▶ Task material:
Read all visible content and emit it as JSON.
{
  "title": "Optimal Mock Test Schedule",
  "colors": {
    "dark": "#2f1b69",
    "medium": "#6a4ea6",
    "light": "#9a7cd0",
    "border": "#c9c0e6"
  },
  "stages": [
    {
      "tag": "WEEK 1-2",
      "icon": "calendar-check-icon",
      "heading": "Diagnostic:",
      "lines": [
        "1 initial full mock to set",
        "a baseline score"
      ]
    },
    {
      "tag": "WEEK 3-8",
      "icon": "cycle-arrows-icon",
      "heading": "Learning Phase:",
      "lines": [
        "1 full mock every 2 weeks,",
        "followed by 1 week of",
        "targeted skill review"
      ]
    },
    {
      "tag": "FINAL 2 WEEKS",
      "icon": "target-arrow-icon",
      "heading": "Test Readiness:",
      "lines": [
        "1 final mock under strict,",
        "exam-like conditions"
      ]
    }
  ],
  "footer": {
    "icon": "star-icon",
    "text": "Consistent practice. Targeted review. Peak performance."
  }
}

---

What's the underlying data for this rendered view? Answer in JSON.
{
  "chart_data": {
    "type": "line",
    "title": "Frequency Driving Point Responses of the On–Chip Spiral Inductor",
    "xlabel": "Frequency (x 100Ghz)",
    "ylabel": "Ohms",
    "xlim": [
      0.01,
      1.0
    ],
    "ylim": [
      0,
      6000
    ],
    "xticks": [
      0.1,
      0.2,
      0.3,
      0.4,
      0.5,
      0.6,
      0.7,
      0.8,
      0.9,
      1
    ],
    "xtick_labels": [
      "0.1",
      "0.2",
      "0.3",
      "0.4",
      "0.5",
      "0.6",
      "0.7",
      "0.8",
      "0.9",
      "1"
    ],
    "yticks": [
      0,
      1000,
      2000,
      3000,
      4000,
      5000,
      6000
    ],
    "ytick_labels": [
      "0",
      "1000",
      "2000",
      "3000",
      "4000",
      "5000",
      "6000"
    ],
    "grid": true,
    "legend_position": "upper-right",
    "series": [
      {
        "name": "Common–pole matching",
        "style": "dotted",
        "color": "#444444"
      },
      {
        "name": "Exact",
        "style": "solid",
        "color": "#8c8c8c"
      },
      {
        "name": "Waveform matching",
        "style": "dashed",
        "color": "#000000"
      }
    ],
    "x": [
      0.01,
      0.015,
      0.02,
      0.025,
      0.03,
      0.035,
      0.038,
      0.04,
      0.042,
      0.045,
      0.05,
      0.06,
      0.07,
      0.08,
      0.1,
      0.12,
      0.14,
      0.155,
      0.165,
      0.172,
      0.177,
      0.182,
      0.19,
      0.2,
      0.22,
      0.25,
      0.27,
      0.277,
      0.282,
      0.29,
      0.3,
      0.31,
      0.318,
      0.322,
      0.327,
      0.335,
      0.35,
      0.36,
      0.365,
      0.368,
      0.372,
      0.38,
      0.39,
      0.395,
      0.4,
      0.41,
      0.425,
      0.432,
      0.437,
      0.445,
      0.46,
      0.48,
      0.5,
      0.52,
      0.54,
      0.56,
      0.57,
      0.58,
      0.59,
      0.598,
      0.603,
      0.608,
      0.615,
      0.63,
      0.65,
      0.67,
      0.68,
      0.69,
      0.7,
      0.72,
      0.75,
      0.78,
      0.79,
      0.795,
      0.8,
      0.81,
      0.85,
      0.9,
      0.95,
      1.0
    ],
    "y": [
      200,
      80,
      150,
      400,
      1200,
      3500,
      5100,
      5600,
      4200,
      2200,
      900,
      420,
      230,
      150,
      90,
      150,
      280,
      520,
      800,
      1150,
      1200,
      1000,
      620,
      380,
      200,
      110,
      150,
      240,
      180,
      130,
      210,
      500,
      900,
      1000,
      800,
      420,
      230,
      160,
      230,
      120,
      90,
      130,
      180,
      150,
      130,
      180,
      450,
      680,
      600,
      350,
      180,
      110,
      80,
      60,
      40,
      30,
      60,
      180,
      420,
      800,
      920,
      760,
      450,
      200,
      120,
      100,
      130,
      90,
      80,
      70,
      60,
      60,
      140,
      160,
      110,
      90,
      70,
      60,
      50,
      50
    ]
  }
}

▶ Given instruction: From the data above, show each line that contains "full".

▶ The reply:
        "1 initial full mock to set",
        "1 full mock every 2 weeks,",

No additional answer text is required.